**Work required:** Without altering anything, output the material below.

**Record excerpts:**
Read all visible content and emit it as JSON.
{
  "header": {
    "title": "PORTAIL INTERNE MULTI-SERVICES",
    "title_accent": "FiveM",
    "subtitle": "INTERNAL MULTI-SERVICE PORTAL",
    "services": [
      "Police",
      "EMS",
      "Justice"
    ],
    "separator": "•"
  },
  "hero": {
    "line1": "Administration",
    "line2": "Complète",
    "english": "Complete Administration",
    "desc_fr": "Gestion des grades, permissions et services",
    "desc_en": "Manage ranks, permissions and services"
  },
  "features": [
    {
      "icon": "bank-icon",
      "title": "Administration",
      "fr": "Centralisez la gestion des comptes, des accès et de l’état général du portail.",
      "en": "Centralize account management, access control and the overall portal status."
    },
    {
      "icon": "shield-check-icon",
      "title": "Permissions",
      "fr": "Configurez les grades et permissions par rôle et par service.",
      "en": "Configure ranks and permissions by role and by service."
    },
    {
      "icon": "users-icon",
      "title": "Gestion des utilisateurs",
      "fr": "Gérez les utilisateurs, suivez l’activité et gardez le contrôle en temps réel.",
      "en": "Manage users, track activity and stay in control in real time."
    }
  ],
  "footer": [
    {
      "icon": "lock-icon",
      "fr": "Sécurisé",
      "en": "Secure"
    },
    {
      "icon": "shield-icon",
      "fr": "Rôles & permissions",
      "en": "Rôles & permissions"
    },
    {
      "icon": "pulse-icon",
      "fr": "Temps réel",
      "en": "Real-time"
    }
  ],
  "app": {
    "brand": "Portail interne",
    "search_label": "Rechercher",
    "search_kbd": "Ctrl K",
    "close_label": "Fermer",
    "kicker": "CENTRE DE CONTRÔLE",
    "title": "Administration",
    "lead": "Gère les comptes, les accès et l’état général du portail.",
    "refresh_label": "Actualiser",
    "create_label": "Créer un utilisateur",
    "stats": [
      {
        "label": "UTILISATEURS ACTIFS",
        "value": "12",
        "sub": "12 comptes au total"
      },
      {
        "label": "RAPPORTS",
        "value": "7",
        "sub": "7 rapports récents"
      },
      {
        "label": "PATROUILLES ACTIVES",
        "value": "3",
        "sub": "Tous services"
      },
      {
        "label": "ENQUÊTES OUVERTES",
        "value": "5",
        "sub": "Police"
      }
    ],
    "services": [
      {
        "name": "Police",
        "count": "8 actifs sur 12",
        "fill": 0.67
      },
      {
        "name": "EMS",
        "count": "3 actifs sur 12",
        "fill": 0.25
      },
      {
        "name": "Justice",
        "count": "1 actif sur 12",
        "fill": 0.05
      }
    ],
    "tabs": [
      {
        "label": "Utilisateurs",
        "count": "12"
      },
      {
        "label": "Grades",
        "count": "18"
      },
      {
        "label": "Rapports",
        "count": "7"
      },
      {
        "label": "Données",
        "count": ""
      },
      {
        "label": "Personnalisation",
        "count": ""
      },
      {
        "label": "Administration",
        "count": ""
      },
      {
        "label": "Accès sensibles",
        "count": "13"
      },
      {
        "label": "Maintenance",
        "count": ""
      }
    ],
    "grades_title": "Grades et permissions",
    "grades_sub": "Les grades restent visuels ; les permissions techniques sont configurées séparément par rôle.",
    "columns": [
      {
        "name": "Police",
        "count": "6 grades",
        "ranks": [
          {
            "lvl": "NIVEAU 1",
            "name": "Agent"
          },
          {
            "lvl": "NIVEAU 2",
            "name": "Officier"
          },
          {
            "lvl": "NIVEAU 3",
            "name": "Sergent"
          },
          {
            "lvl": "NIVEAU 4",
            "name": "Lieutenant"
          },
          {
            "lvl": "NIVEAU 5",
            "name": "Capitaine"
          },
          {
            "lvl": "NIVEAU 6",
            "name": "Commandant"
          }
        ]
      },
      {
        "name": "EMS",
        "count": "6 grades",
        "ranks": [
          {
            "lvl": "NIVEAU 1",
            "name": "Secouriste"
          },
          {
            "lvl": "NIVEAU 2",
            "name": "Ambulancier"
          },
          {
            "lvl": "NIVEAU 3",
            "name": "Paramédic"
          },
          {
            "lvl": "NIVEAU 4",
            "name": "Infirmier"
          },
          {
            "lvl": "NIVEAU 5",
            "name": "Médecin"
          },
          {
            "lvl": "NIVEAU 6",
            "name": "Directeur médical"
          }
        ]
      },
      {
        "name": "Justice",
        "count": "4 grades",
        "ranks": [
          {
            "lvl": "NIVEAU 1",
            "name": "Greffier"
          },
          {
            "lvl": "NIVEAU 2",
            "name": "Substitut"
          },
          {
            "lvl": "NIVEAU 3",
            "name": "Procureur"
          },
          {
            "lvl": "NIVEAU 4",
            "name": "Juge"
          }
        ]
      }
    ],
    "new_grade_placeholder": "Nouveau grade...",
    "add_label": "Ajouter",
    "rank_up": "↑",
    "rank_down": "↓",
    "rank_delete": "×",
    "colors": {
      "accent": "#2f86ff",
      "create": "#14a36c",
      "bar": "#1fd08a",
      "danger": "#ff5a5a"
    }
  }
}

**Task solution:**
Read all visible content and emit it as JSON.
{
  "header": {
    "title": "PORTAIL INTERNE MULTI-SERVICES",
    "title_accent": "FiveM",
    "subtitle": "INTERNAL MULTI-SERVICE PORTAL",
    "services": [
      "Police",
      "EMS",
      "Justice"
    ],
    "separator": "•"
  },
  "hero": {
    "line1": "Administration",
    "line2": "Complète",
    "english": "Complete Administration",
    "desc_fr": "Gestion des grades, permissions et services",
    "desc_en": "Manage ranks, permissions and services"
  },
  "features": [
    {
      "icon": "bank-icon",
      "title": "Administration",
      "fr": "Centralisez la gestion des comptes, des accès et de l’état général du portail.",
      "en": "Centralize account management, access control and the overall portal status."
    },
    {
      "icon": "shield-check-icon",
      "title": "Permissions",
      "fr": "Configurez les grades et permissions par rôle et par service.",
      "en": "Configure ranks and permissions by role and by service."
    },
    {
      "icon": "users-icon",
      "title": "Gestion des utilisateurs",
      "fr": "Gérez les utilisateurs, suivez l’activité et gardez le contrôle en temps réel.",
      "en": "Manage users, track activity and stay in control in real time."
    }
  ],
  "footer": [
    {
      "icon": "lock-icon",
      "fr": "Sécurisé",
      "en": "Secure"
    },
    {
      "icon": "shield-icon",
      "fr": "Rôles & permissions",
      "en": "Rôles & permissions"
    },
    {
      "icon": "pulse-icon",
      "fr": "Temps réel",
      "en": "Real-time"
    }
  ],
  "app": {
    "brand": "Portail interne",
    "search_label": "Rechercher",
    "search_kbd": "Ctrl K",
    "close_label": "Fermer",
    "kicker": "CENTRE DE CONTRÔLE",
    "title": "Administration",
    "lead": "Gère les comptes, les accès et l’état général du portail.",
    "refresh_label": "Actualiser",
    "create_label": "Créer un utilisateur",
    "stats": [
      {
        "label": "UTILISATEURS ACTIFS",
        "value": "12",
        "sub": "12 comptes au total"
      },
      {
        "label": "RAPPORTS",
        "value": "7",
        "sub": "7 rapports récents"
      },
      {
        "label": "PATROUILLES ACTIVES",
        "value": "3",
        "sub": "Tous services"
      },
      {
        "label": "ENQUÊTES OUVERTES",
        "value": "5",
        "sub": "Police"
      }
    ],
    "services": [
      {
        "name": "Police",
        "count": "8 actifs sur 12",
        "fill": 0.67
      },
      {
        "name": "EMS",
        "count": "3 actifs sur 12",
        "fill": 0.25
      },
      {
        "name": "Justice",
        "count": "1 actif sur 12",
        "fill": 0.05
      }
    ],
    "tabs": [
      {
        "label": "Utilisateurs",
        "count": "12"
      },
      {
        "label": "Grades",
        "count": "18"
      },
      {
        "label": "Rapports",
        "count": "7"
      },
      {
        "label": "Données",
        "count": ""
      },
      {
        "label": "Personnalisation",
        "count": ""
      },
      {
        "label": "Administration",
        "count": ""
      },
      {
        "label": "Accès sensibles",
        "count": "13"
      },
      {
        "label": "Maintenance",
        "count": ""
      }
    ],
    "grades_title": "Grades et permissions",
    "grades_sub": "Les grades restent visuels ; les permissions techniques sont configurées séparément par rôle.",
    "columns": [
      {
        "name": "Police",
        "count": "6 grades",
        "ranks": [
          {
            "lvl": "NIVEAU 1",
            "name": "Agent"
          },
          {
            "lvl": "NIVEAU 2",
            "name": "Officier"
          },
          {
            "lvl": "NIVEAU 3",
            "name": "Sergent"
          },
          {
            "lvl": "NIVEAU 4",
            "name": "Lieutenant"
          },
          {
            "lvl": "NIVEAU 5",
            "name": "Capitaine"
          },
          {
            "lvl": "NIVEAU 6",
            "name": "Commandant"
          }
        ]
      },
      {
        "name": "EMS",
        "count": "6 grades",
        "ranks": [
          {
            "lvl": "NIVEAU 1",
            "name": "Secouriste"
          },
          {
            "lvl": "NIVEAU 2",
            "name": "Ambulancier"
          },
          {
            "lvl": "NIVEAU 3",
            "name": "Paramédic"
          },
          {
            "lvl": "NIVEAU 4",
            "name": "Infirmier"
          },
          {
            "lvl": "NIVEAU 5",
            "name": "Médecin"
          },
          {
            "lvl": "NIVEAU 6",
            "name": "Directeur médical"
          }
        ]
      },
      {
        "name": "Justice",
        "count": "4 grades",
        "ranks": [
          {
            "lvl": "NIVEAU 1",
            "name": "Greffier"
          },
          {
            "lvl": "NIVEAU 2",
            "name": "Substitut"
          },
          {
            "lvl": "NIVEAU 3",
            "name": "Procureur"
          },
          {
            "lvl": "NIVEAU 4",
            "name": "Juge"
          }
        ]
      }
    ],
    "new_grade_placeholder": "Nouveau grade...",
    "add_label": "Ajouter",
    "rank_up": "↑",
    "rank_down": "↓",
    "rank_delete": "×",
    "colors": {
      "accent": "#2f86ff",
      "create": "#14a36c",
      "bar": "#1fd08a",
      "danger": "#ff5a5a"
    }
  }
}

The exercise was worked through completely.